(Records that describe figures)
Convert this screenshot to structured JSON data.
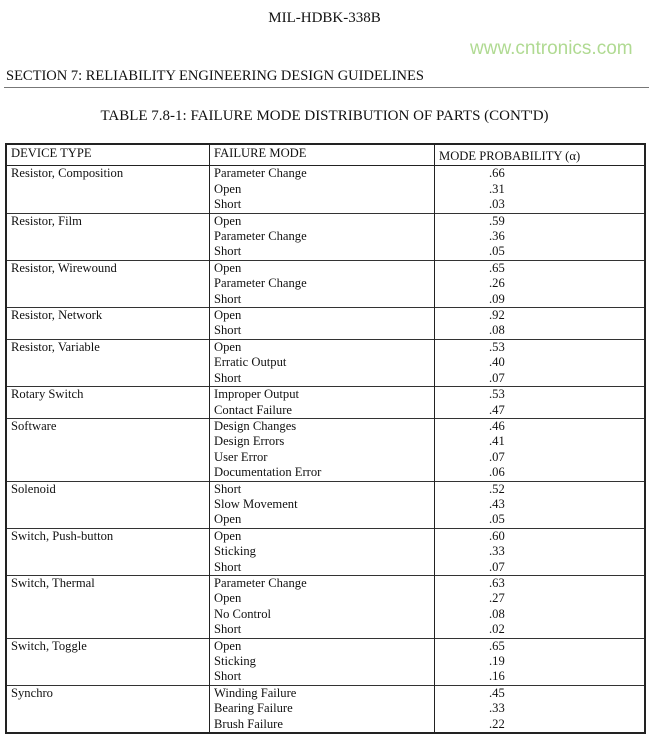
{
  "document": {
    "doc_id": "MIL-HDBK-338B",
    "section": "SECTION 7:  RELIABILITY ENGINEERING DESIGN GUIDELINES",
    "table_title": "TABLE 7.8-1:  FAILURE MODE DISTRIBUTION OF PARTS (CONT'D)"
  },
  "table": {
    "headers": [
      "DEVICE TYPE",
      "FAILURE MODE",
      "MODE PROBABILITY (α)"
    ],
    "rows": [
      {
        "device": "Resistor, Composition",
        "modes": [
          "Parameter Change",
          "Open",
          "Short"
        ],
        "probs": [
          ".66",
          ".31",
          ".03"
        ]
      },
      {
        "device": "Resistor, Film",
        "modes": [
          "Open",
          "Parameter Change",
          "Short"
        ],
        "probs": [
          ".59",
          ".36",
          ".05"
        ]
      },
      {
        "device": "Resistor, Wirewound",
        "modes": [
          "Open",
          "Parameter Change",
          "Short"
        ],
        "probs": [
          ".65",
          ".26",
          ".09"
        ]
      },
      {
        "device": "Resistor, Network",
        "modes": [
          "Open",
          "Short"
        ],
        "probs": [
          ".92",
          ".08"
        ]
      },
      {
        "device": "Resistor, Variable",
        "modes": [
          "Open",
          "Erratic Output",
          "Short"
        ],
        "probs": [
          ".53",
          ".40",
          ".07"
        ]
      },
      {
        "device": "Rotary Switch",
        "modes": [
          "Improper Output",
          "Contact Failure"
        ],
        "probs": [
          ".53",
          ".47"
        ]
      },
      {
        "device": "Software",
        "modes": [
          "Design Changes",
          "Design Errors",
          "User Error",
          "Documentation Error"
        ],
        "probs": [
          ".46",
          ".41",
          ".07",
          ".06"
        ]
      },
      {
        "device": "Solenoid",
        "modes": [
          "Short",
          "Slow Movement",
          "Open"
        ],
        "probs": [
          ".52",
          ".43",
          ".05"
        ]
      },
      {
        "device": "Switch, Push-button",
        "modes": [
          "Open",
          "Sticking",
          "Short"
        ],
        "probs": [
          ".60",
          ".33",
          ".07"
        ]
      },
      {
        "device": "Switch, Thermal",
        "modes": [
          "Parameter Change",
          "Open",
          "No Control",
          "Short"
        ],
        "probs": [
          ".63",
          ".27",
          ".08",
          ".02"
        ]
      },
      {
        "device": "Switch, Toggle",
        "modes": [
          "Open",
          "Sticking",
          "Short"
        ],
        "probs": [
          ".65",
          ".19",
          ".16"
        ]
      },
      {
        "device": "Synchro",
        "modes": [
          "Winding Failure",
          "Bearing Failure",
          "Brush Failure"
        ],
        "probs": [
          ".45",
          ".33",
          ".22"
        ]
      }
    ]
  },
  "watermark": "www.cntronics.com"
}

#### WHAT THE TASK ASKS:
Every record above should be written out again exactly; the pictures stay out of the copy.

#### SOLUTION:
Convert this screenshot to structured JSON data.
{
  "document": {
    "doc_id": "MIL-HDBK-338B",
    "section": "SECTION 7:  RELIABILITY ENGINEERING DESIGN GUIDELINES",
    "table_title": "TABLE 7.8-1:  FAILURE MODE DISTRIBUTION OF PARTS (CONT'D)"
  },
  "table": {
    "headers": [
      "DEVICE TYPE",
      "FAILURE MODE",
      "MODE PROBABILITY (α)"
    ],
    "rows": [
      {
        "device": "Resistor, Composition",
        "modes": [
          "Parameter Change",
          "Open",
          "Short"
        ],
        "probs": [
          ".66",
          ".31",
          ".03"
        ]
      },
      {
        "device": "Resistor, Film",
        "modes": [
          "Open",
          "Parameter Change",
          "Short"
        ],
        "probs": [
          ".59",
          ".36",
          ".05"
        ]
      },
      {
        "device": "Resistor, Wirewound",
        "modes": [
          "Open",
          "Parameter Change",
          "Short"
        ],
        "probs": [
          ".65",
          ".26",
          ".09"
        ]
      },
      {
        "device": "Resistor, Network",
        "modes": [
          "Open",
          "Short"
        ],
        "probs": [
          ".92",
          ".08"
        ]
      },
      {
        "device": "Resistor, Variable",
        "modes": [
          "Open",
          "Erratic Output",
          "Short"
        ],
        "probs": [
          ".53",
          ".40",
          ".07"
        ]
      },
      {
        "device": "Rotary Switch",
        "modes": [
          "Improper Output",
          "Contact Failure"
        ],
        "probs": [
          ".53",
          ".47"
        ]
      },
      {
        "device": "Software",
        "modes": [
          "Design Changes",
          "Design Errors",
          "User Error",
          "Documentation Error"
        ],
        "probs": [
          ".46",
          ".41",
          ".07",
          ".06"
        ]
      },
      {
        "device": "Solenoid",
        "modes": [
          "Short",
          "Slow Movement",
          "Open"
        ],
        "probs": [
          ".52",
          ".43",
          ".05"
        ]
      },
      {
        "device": "Switch, Push-button",
        "modes": [
          "Open",
          "Sticking",
          "Short"
        ],
        "probs": [
          ".60",
          ".33",
          ".07"
        ]
      },
      {
        "device": "Switch, Thermal",
        "modes": [
          "Parameter Change",
          "Open",
          "No Control",
          "Short"
        ],
        "probs": [
          ".63",
          ".27",
          ".08",
          ".02"
        ]
      },
      {
        "device": "Switch, Toggle",
        "modes": [
          "Open",
          "Sticking",
          "Short"
        ],
        "probs": [
          ".65",
          ".19",
          ".16"
        ]
      },
      {
        "device": "Synchro",
        "modes": [
          "Winding Failure",
          "Bearing Failure",
          "Brush Failure"
        ],
        "probs": [
          ".45",
          ".33",
          ".22"
        ]
      }
    ]
  },
  "watermark": "www.cntronics.com"
}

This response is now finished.